## What to work on
In the data below, find every line that has the string "surowiec", and copy it.

## Supplied data
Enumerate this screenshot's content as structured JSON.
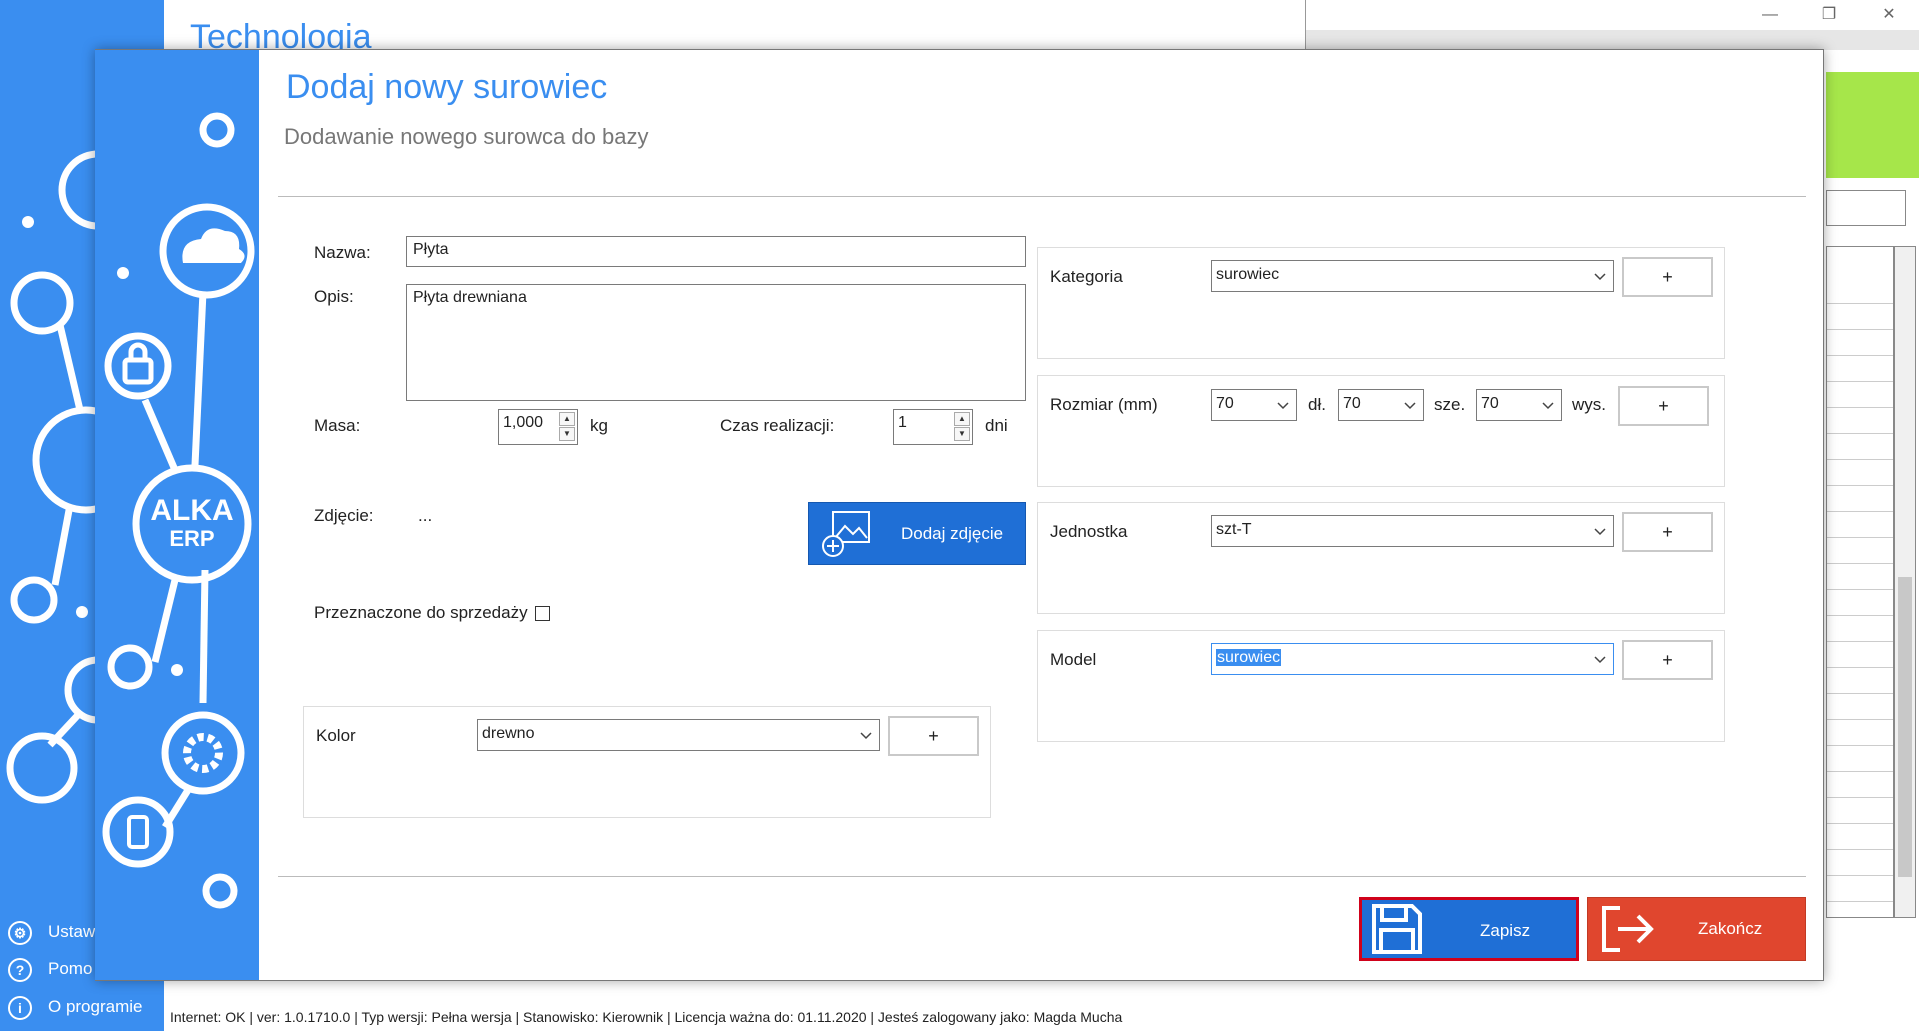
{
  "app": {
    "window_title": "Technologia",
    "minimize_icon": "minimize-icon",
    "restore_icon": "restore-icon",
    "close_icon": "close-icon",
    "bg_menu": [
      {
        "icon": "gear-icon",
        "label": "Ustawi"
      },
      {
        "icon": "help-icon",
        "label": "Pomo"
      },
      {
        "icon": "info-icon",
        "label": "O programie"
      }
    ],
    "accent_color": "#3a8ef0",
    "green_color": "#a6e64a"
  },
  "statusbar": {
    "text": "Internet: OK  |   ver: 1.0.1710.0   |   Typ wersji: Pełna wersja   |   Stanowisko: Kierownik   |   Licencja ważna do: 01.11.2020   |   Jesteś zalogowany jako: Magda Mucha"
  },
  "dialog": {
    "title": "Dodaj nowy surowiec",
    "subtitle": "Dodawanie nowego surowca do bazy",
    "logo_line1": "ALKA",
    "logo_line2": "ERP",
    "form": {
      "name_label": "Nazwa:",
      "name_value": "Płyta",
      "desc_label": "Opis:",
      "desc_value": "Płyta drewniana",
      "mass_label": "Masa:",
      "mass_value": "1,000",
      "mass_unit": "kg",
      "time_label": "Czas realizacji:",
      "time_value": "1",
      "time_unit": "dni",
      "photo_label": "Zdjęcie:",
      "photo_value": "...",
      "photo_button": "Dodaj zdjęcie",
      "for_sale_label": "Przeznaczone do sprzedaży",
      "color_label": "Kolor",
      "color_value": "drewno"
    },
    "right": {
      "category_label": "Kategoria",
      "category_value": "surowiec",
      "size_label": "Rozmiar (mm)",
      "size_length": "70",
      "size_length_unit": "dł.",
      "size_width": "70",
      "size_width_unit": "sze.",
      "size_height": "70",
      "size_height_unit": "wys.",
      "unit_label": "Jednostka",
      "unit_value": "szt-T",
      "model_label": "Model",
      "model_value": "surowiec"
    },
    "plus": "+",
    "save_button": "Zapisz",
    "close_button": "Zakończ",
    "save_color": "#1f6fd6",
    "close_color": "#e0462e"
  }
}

## Exercise solution
    "title": "Dodaj nowy surowiec",
      "category_value": "surowiec",
      "model_value": "surowiec"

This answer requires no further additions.